Search the material for the word "JSON" and copy each line that holds it.

**EXTRACTED MATERIAL:**
◇ ◇ ◇ ◇
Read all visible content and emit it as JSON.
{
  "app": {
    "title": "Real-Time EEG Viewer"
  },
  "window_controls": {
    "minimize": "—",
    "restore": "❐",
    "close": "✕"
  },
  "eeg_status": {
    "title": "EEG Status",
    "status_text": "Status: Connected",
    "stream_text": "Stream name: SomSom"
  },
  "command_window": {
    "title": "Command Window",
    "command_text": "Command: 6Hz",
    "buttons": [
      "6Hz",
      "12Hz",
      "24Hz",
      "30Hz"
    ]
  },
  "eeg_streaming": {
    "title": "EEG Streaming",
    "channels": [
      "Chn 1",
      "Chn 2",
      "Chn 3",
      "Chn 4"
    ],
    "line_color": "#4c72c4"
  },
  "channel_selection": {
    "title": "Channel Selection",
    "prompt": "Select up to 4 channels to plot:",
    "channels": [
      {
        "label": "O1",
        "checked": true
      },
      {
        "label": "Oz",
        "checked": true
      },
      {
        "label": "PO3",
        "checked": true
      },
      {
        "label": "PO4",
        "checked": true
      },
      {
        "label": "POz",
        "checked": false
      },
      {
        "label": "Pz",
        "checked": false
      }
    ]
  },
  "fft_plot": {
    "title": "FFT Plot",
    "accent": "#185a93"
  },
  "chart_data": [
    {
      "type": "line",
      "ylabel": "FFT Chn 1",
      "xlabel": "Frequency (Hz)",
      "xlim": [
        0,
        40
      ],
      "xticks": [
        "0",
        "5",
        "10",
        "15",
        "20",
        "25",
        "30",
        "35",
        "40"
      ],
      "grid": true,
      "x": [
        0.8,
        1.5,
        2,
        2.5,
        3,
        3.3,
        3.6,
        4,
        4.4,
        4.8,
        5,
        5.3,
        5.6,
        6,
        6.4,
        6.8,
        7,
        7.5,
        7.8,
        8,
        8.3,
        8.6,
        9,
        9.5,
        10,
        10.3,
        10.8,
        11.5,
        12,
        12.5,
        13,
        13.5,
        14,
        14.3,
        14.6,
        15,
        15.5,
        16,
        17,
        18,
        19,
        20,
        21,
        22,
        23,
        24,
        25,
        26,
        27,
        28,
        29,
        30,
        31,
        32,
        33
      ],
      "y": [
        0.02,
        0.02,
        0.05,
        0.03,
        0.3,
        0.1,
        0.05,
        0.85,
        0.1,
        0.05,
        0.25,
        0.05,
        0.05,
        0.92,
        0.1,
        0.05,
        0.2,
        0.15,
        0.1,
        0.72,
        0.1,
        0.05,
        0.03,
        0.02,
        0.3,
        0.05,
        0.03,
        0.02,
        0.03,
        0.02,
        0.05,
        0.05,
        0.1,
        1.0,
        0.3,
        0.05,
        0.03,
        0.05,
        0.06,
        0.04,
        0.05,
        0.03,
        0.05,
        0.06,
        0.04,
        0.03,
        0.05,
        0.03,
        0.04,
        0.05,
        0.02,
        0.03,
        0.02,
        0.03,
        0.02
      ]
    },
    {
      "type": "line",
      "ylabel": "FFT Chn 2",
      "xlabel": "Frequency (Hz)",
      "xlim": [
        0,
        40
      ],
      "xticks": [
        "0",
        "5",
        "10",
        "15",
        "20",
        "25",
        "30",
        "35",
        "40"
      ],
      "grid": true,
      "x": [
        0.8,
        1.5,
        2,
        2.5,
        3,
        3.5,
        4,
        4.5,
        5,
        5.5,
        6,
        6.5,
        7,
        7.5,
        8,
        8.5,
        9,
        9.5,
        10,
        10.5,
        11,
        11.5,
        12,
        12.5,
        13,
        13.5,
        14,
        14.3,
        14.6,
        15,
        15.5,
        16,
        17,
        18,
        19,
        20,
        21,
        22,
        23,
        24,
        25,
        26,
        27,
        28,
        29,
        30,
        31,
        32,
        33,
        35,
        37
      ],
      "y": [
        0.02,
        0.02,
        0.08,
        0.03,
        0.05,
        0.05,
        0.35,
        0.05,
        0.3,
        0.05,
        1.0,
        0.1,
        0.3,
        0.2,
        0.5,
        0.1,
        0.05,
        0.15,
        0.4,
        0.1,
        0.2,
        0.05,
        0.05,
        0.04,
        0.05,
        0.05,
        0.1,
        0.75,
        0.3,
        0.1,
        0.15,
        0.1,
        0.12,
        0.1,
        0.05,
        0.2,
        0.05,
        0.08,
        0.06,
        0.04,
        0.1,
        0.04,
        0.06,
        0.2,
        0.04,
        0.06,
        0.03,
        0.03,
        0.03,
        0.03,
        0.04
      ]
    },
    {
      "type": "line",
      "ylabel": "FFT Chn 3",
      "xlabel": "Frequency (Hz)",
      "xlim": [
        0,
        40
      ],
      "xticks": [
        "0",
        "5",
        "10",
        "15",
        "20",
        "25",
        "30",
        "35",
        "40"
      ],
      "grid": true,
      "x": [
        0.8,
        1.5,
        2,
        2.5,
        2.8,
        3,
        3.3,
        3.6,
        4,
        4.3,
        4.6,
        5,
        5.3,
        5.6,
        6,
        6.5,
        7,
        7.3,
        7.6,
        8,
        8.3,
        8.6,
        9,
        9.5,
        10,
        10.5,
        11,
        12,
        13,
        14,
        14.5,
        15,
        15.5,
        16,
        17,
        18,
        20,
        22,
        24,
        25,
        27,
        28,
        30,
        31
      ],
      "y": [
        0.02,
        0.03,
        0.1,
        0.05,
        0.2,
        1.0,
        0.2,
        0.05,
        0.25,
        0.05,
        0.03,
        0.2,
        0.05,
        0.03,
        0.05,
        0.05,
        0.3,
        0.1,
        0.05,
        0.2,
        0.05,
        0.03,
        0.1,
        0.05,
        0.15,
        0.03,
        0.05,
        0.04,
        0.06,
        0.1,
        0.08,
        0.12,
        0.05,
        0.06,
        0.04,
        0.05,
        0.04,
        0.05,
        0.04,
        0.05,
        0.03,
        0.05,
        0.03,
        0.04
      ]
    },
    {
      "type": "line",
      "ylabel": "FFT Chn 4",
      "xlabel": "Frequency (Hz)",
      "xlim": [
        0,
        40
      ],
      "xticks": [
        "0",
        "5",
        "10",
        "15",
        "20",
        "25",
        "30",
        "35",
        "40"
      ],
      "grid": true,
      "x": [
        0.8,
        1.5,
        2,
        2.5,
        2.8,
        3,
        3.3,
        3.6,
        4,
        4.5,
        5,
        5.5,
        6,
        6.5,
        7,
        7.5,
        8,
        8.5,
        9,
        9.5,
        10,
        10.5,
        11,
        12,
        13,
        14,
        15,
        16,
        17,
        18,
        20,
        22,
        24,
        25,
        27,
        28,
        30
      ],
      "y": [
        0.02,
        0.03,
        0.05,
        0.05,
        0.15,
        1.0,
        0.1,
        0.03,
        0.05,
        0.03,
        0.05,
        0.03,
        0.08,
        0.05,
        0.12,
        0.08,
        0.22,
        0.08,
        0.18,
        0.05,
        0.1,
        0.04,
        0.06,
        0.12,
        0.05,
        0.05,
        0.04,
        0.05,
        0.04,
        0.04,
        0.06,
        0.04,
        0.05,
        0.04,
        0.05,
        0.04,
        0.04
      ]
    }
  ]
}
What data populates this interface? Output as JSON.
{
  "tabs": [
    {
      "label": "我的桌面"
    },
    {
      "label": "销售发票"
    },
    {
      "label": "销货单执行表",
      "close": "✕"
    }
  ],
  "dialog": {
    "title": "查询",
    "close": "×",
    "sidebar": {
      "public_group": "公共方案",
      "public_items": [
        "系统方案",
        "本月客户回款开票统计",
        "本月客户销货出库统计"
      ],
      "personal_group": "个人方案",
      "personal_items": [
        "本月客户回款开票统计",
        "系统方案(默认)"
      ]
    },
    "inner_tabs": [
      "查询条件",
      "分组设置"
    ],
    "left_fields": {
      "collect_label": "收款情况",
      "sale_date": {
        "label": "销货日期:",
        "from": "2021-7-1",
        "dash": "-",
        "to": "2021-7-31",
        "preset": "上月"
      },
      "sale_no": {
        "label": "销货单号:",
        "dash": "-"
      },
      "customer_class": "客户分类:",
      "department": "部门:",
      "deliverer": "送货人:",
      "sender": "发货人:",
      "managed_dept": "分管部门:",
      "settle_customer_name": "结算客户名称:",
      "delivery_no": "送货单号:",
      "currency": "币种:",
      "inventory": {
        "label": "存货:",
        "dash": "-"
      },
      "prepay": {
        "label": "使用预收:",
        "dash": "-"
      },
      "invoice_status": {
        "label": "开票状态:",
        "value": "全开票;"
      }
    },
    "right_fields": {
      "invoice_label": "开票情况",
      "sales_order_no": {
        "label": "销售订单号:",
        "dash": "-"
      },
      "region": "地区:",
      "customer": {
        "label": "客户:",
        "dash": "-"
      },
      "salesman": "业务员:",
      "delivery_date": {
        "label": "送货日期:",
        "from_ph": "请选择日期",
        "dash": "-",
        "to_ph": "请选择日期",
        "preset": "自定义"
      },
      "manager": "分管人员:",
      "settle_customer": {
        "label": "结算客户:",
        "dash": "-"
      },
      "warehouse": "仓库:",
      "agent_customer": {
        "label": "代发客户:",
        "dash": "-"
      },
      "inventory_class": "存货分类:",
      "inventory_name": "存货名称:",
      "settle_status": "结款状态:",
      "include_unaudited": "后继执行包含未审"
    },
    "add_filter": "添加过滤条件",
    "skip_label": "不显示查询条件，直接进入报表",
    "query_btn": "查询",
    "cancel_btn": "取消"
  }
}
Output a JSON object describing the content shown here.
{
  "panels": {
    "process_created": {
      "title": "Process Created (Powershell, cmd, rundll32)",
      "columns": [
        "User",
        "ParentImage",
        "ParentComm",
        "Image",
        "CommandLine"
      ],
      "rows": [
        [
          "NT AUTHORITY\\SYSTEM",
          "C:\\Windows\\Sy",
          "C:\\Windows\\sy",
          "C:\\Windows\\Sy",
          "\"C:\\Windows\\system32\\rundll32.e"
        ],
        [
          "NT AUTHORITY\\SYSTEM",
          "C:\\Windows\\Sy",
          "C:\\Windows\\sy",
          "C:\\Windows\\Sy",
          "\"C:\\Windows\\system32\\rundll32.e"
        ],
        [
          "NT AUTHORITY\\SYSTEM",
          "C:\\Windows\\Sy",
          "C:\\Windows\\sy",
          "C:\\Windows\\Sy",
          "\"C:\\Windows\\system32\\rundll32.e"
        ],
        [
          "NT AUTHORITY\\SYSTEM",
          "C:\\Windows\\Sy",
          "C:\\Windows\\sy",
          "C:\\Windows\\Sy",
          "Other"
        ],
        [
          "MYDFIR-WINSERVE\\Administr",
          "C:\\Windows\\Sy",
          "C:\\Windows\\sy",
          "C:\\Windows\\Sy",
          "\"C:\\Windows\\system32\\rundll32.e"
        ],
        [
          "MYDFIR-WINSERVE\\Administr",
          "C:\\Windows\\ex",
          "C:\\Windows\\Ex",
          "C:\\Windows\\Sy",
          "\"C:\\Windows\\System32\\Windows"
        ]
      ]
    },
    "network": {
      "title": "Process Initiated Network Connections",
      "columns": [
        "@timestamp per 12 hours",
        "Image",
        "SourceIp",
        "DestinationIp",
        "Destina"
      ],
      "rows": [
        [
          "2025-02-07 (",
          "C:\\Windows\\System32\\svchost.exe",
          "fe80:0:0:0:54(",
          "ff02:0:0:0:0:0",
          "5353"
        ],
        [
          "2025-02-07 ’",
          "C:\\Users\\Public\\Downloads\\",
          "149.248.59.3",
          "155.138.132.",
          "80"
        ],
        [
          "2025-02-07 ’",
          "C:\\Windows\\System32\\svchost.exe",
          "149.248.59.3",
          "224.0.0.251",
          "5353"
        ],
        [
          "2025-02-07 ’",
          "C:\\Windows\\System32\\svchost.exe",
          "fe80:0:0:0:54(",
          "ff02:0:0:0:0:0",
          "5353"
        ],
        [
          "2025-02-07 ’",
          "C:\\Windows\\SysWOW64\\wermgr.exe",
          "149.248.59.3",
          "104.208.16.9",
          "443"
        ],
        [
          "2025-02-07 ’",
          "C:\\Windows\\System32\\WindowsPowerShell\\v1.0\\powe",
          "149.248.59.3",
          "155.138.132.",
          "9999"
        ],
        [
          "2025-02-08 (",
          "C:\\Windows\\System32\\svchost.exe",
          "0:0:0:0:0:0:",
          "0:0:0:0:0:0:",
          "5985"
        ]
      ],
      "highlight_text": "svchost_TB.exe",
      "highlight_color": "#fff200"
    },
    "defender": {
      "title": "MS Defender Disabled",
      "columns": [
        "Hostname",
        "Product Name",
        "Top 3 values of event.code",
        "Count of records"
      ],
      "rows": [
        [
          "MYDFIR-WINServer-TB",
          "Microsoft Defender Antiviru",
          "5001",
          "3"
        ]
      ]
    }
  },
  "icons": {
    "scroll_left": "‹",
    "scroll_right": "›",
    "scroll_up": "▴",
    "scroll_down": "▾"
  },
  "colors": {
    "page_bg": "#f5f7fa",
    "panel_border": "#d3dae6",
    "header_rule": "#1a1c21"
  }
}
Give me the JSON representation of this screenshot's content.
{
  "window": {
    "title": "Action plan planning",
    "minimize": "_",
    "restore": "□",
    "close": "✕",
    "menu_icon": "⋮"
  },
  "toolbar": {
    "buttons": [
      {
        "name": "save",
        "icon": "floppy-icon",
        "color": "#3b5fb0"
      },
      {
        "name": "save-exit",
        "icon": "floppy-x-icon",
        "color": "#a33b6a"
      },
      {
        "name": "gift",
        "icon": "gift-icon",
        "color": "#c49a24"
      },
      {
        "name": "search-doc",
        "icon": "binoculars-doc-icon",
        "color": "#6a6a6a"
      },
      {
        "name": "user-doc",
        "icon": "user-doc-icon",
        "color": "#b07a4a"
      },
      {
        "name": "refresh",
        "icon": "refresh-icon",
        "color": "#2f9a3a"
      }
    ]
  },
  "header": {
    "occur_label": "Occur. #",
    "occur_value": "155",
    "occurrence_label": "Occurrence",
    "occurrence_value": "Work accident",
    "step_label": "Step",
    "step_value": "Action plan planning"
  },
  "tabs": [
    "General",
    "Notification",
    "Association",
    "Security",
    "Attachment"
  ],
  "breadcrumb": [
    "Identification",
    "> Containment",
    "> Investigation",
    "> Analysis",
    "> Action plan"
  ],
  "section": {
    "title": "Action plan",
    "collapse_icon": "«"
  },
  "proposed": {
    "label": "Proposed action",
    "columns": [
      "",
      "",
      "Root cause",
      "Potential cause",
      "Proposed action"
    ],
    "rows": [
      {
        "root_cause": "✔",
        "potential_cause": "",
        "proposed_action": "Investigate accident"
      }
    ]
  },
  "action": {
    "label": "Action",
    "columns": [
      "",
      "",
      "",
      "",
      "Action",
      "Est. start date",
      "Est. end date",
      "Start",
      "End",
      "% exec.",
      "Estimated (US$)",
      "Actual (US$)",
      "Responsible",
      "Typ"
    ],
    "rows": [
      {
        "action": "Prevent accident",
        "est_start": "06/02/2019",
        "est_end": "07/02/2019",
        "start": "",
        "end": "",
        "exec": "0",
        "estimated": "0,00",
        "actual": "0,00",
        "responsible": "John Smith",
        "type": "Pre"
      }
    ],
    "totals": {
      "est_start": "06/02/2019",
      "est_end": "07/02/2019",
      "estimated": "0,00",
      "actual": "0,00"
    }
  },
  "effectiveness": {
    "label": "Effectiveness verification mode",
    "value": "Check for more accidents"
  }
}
◇ ◇ ◇ ◇
**ANSWER TO THE TASK:**
Read all visible content and emit it as JSON.
What data populates this interface? Output as JSON.
Output a JSON object describing the content shown here.
Give me the JSON representation of this screenshot's content.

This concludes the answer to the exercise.